[begin Supplied entries]
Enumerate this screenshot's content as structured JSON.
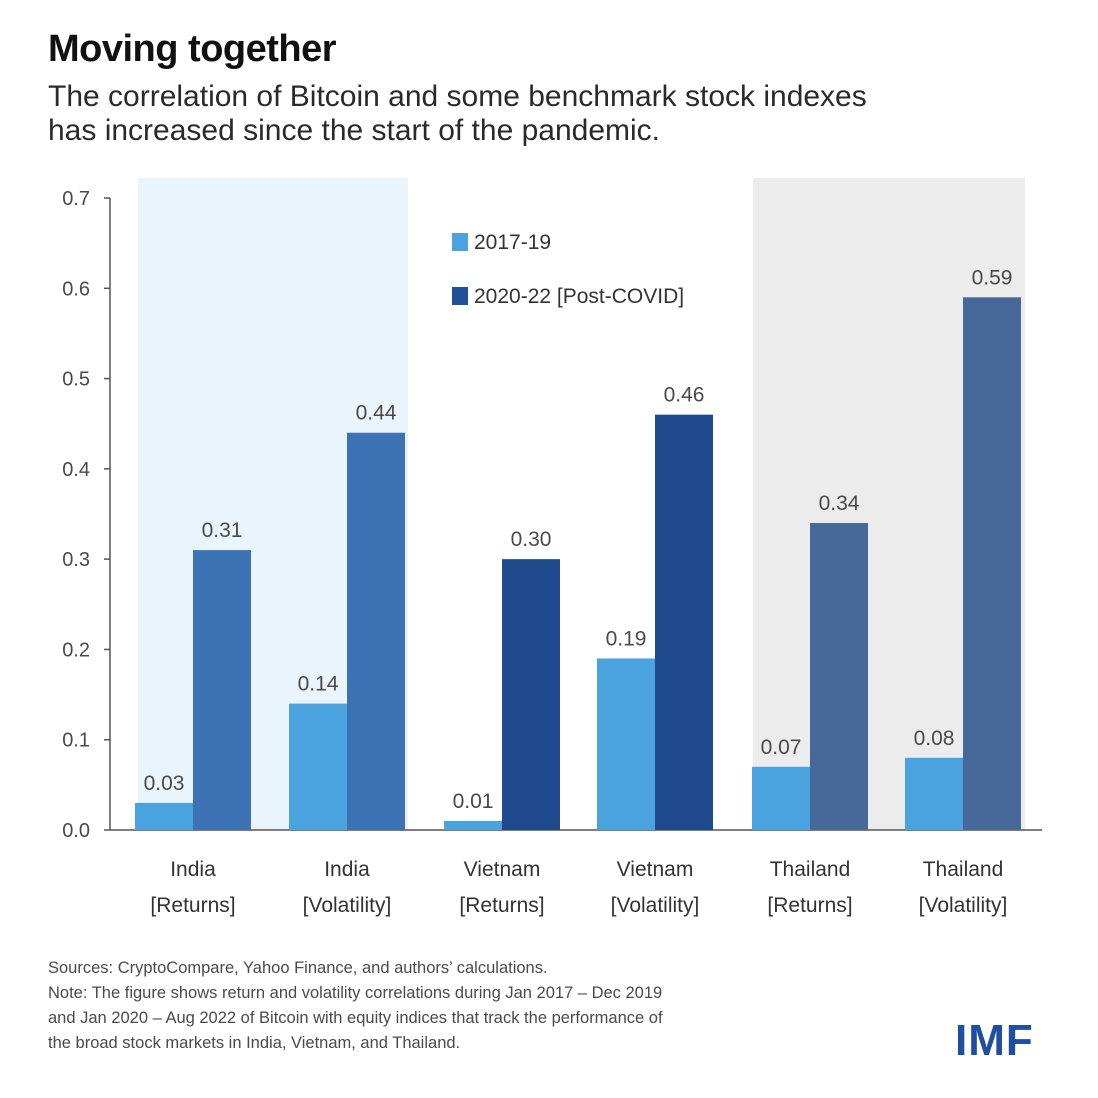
{
  "header": {
    "title": "Moving together",
    "subtitle_lines": [
      "The correlation of Bitcoin and some benchmark stock indexes",
      "has increased since the start of the pandemic."
    ]
  },
  "chart_data": {
    "type": "bar",
    "categories": [
      [
        "India",
        "[Returns]"
      ],
      [
        "India",
        "[Volatility]"
      ],
      [
        "Vietnam",
        "[Returns]"
      ],
      [
        "Vietnam",
        "[Volatility]"
      ],
      [
        "Thailand",
        "[Returns]"
      ],
      [
        "Thailand",
        "[Volatility]"
      ]
    ],
    "series": [
      {
        "name": "2017-19",
        "values": [
          0.03,
          0.14,
          0.01,
          0.19,
          0.07,
          0.08
        ],
        "labels": [
          "0.03",
          "0.14",
          "0.01",
          "0.19",
          "0.07",
          "0.08"
        ]
      },
      {
        "name": "2020-22 [Post-COVID]",
        "values": [
          0.31,
          0.44,
          0.3,
          0.46,
          0.34,
          0.59
        ],
        "labels": [
          "0.31",
          "0.44",
          "0.30",
          "0.46",
          "0.34",
          "0.59"
        ]
      }
    ],
    "ylim": [
      0,
      0.7
    ],
    "yticks": [
      "0.0",
      "0.1",
      "0.2",
      "0.3",
      "0.4",
      "0.5",
      "0.6",
      "0.7"
    ],
    "legend_position": "top-center",
    "region_shading": [
      "India",
      "none",
      "Thailand"
    ]
  },
  "colors": {
    "series_2017": "#4aa3df",
    "series_2020_legend": "#1f4f99",
    "region_bars_2020": [
      "#3d72b4",
      "#1f4a8e",
      "#46699a"
    ],
    "region_bg": [
      "#eaf4fd",
      "#ffffff",
      "#ececec"
    ],
    "axis": "#555555",
    "label_text": "#4a4a4a",
    "logo": "#1f4fa3"
  },
  "footer": {
    "sources": "Sources: CryptoCompare,  Yahoo Finance, and authors’ calculations.",
    "note_lines": [
      "Note: The figure shows return and volatility correlations during Jan 2017 – Dec 2019",
      "and Jan 2020 – Aug 2022 of Bitcoin with equity indices that track the performance of",
      "the broad stock markets in India, Vietnam, and Thailand."
    ],
    "logo": "IMF"
  }
}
[end Supplied entries]
_Set task_
Write out the entries above word for word. Do not include the pictures.

_Reply to the task_
Enumerate this screenshot's content as structured JSON.
{
  "header": {
    "title": "Moving together",
    "subtitle_lines": [
      "The correlation of Bitcoin and some benchmark stock indexes",
      "has increased since the start of the pandemic."
    ]
  },
  "chart_data": {
    "type": "bar",
    "categories": [
      [
        "India",
        "[Returns]"
      ],
      [
        "India",
        "[Volatility]"
      ],
      [
        "Vietnam",
        "[Returns]"
      ],
      [
        "Vietnam",
        "[Volatility]"
      ],
      [
        "Thailand",
        "[Returns]"
      ],
      [
        "Thailand",
        "[Volatility]"
      ]
    ],
    "series": [
      {
        "name": "2017-19",
        "values": [
          0.03,
          0.14,
          0.01,
          0.19,
          0.07,
          0.08
        ],
        "labels": [
          "0.03",
          "0.14",
          "0.01",
          "0.19",
          "0.07",
          "0.08"
        ]
      },
      {
        "name": "2020-22 [Post-COVID]",
        "values": [
          0.31,
          0.44,
          0.3,
          0.46,
          0.34,
          0.59
        ],
        "labels": [
          "0.31",
          "0.44",
          "0.30",
          "0.46",
          "0.34",
          "0.59"
        ]
      }
    ],
    "ylim": [
      0,
      0.7
    ],
    "yticks": [
      "0.0",
      "0.1",
      "0.2",
      "0.3",
      "0.4",
      "0.5",
      "0.6",
      "0.7"
    ],
    "legend_position": "top-center",
    "region_shading": [
      "India",
      "none",
      "Thailand"
    ]
  },
  "colors": {
    "series_2017": "#4aa3df",
    "series_2020_legend": "#1f4f99",
    "region_bars_2020": [
      "#3d72b4",
      "#1f4a8e",
      "#46699a"
    ],
    "region_bg": [
      "#eaf4fd",
      "#ffffff",
      "#ececec"
    ],
    "axis": "#555555",
    "label_text": "#4a4a4a",
    "logo": "#1f4fa3"
  },
  "footer": {
    "sources": "Sources: CryptoCompare,  Yahoo Finance, and authors’ calculations.",
    "note_lines": [
      "Note: The figure shows return and volatility correlations during Jan 2017 – Dec 2019",
      "and Jan 2020 – Aug 2022 of Bitcoin with equity indices that track the performance of",
      "the broad stock markets in India, Vietnam, and Thailand."
    ],
    "logo": "IMF"
  }
}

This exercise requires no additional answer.